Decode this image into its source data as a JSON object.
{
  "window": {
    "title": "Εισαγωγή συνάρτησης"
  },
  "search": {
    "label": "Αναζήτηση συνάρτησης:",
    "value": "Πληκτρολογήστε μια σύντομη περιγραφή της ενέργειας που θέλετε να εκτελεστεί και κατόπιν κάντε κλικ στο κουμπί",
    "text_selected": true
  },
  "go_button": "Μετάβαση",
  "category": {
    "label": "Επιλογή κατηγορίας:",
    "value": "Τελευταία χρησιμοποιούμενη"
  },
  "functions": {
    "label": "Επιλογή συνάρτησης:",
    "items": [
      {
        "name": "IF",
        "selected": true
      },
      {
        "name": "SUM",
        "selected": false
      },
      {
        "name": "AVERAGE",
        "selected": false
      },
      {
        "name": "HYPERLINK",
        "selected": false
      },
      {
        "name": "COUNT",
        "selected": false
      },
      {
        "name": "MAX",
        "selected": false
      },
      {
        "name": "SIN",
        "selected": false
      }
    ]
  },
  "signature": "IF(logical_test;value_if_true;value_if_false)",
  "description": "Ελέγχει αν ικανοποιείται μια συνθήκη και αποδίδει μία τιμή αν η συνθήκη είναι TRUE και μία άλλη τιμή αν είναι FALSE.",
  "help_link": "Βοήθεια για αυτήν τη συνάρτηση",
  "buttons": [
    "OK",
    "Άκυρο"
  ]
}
# # # #
▶ [Exercise requirements]: Write out all the lines again, exactly as they are.

▶ [Solution]:
Decode this image into its source data as a JSON object.
{
  "window": {
    "title": "Εισαγωγή συνάρτησης"
  },
  "search": {
    "label": "Αναζήτηση συνάρτησης:",
    "value": "Πληκτρολογήστε μια σύντομη περιγραφή της ενέργειας που θέλετε να εκτελεστεί και κατόπιν κάντε κλικ στο κουμπί",
    "text_selected": true
  },
  "go_button": "Μετάβαση",
  "category": {
    "label": "Επιλογή κατηγορίας:",
    "value": "Τελευταία χρησιμοποιούμενη"
  },
  "functions": {
    "label": "Επιλογή συνάρτησης:",
    "items": [
      {
        "name": "IF",
        "selected": true
      },
      {
        "name": "SUM",
        "selected": false
      },
      {
        "name": "AVERAGE",
        "selected": false
      },
      {
        "name": "HYPERLINK",
        "selected": false
      },
      {
        "name": "COUNT",
        "selected": false
      },
      {
        "name": "MAX",
        "selected": false
      },
      {
        "name": "SIN",
        "selected": false
      }
    ]
  },
  "signature": "IF(logical_test;value_if_true;value_if_false)",
  "description": "Ελέγχει αν ικανοποιείται μια συνθήκη και αποδίδει μία τιμή αν η συνθήκη είναι TRUE και μία άλλη τιμή αν είναι FALSE.",
  "help_link": "Βοήθεια για αυτήν τη συνάρτηση",
  "buttons": [
    "OK",
    "Άκυρο"
  ]
}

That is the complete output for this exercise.